# SOURCE DATA
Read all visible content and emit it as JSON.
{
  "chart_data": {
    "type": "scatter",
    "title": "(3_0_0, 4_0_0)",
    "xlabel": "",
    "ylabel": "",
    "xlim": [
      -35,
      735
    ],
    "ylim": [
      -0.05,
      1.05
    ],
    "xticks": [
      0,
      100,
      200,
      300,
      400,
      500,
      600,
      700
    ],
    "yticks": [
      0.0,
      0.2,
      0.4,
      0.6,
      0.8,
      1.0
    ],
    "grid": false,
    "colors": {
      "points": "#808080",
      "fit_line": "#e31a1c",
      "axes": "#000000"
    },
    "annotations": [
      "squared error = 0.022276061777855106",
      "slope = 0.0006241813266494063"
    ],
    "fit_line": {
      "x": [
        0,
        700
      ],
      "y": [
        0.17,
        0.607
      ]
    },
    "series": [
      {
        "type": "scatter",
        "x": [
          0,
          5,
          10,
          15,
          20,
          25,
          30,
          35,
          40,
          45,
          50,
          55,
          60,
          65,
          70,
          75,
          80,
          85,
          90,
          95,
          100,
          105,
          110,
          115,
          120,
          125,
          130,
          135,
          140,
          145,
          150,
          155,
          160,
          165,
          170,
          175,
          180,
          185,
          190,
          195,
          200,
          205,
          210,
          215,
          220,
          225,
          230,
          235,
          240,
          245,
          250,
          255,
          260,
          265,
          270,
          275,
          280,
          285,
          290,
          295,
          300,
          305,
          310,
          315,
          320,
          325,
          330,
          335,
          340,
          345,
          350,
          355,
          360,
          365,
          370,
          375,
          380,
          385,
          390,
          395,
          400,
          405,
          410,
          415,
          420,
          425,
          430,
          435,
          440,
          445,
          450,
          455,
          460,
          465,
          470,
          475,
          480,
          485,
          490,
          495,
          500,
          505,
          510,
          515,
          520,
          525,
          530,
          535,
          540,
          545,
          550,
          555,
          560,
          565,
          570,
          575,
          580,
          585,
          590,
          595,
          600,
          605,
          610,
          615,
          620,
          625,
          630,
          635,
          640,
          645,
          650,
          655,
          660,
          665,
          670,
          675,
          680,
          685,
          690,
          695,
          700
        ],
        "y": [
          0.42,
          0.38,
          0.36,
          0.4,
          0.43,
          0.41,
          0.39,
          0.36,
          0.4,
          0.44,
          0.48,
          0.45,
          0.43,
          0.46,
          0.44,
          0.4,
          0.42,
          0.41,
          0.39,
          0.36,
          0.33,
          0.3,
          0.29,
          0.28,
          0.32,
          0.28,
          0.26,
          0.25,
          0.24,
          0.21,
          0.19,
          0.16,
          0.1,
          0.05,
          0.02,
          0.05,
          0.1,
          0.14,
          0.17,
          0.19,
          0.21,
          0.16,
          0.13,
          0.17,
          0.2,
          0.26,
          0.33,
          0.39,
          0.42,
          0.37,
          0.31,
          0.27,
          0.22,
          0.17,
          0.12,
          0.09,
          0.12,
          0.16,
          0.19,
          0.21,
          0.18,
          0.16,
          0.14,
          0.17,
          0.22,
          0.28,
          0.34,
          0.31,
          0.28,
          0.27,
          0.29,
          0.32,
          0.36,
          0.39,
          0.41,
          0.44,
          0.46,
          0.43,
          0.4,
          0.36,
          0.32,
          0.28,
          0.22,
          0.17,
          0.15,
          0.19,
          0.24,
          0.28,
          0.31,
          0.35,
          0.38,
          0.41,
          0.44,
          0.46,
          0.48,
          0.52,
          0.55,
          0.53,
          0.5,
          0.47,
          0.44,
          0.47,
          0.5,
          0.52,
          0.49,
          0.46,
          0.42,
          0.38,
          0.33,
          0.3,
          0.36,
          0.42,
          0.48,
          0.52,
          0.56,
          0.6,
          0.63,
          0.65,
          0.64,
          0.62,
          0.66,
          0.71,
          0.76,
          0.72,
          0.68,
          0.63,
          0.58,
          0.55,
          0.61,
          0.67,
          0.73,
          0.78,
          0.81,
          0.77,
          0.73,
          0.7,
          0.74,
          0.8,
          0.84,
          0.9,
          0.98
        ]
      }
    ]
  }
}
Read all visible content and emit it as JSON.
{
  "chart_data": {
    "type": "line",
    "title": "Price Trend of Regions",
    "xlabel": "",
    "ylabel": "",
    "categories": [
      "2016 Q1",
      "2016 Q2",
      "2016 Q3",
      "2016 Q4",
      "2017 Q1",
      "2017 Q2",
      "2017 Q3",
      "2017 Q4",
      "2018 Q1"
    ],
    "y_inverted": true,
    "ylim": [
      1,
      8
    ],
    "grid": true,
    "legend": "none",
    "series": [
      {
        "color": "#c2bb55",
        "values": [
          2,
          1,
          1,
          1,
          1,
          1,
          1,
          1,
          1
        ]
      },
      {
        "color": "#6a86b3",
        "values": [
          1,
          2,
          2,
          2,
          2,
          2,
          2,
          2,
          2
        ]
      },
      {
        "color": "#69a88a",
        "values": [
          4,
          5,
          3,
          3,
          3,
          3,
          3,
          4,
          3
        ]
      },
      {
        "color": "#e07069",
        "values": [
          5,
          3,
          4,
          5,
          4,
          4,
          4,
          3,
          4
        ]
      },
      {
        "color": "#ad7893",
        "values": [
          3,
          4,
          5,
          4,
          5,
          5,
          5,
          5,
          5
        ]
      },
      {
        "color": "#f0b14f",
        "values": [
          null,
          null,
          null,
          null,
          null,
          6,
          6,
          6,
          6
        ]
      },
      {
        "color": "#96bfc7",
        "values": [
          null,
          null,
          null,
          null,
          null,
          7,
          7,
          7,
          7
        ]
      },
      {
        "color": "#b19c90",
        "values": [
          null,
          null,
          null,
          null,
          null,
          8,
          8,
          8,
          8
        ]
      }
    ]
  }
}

# TASK GOAL
Each line that has the word "type" should be copied.

# EXPECTED ANSWER
    "type": "scatter",
        "type": "scatter",
    "type": "line",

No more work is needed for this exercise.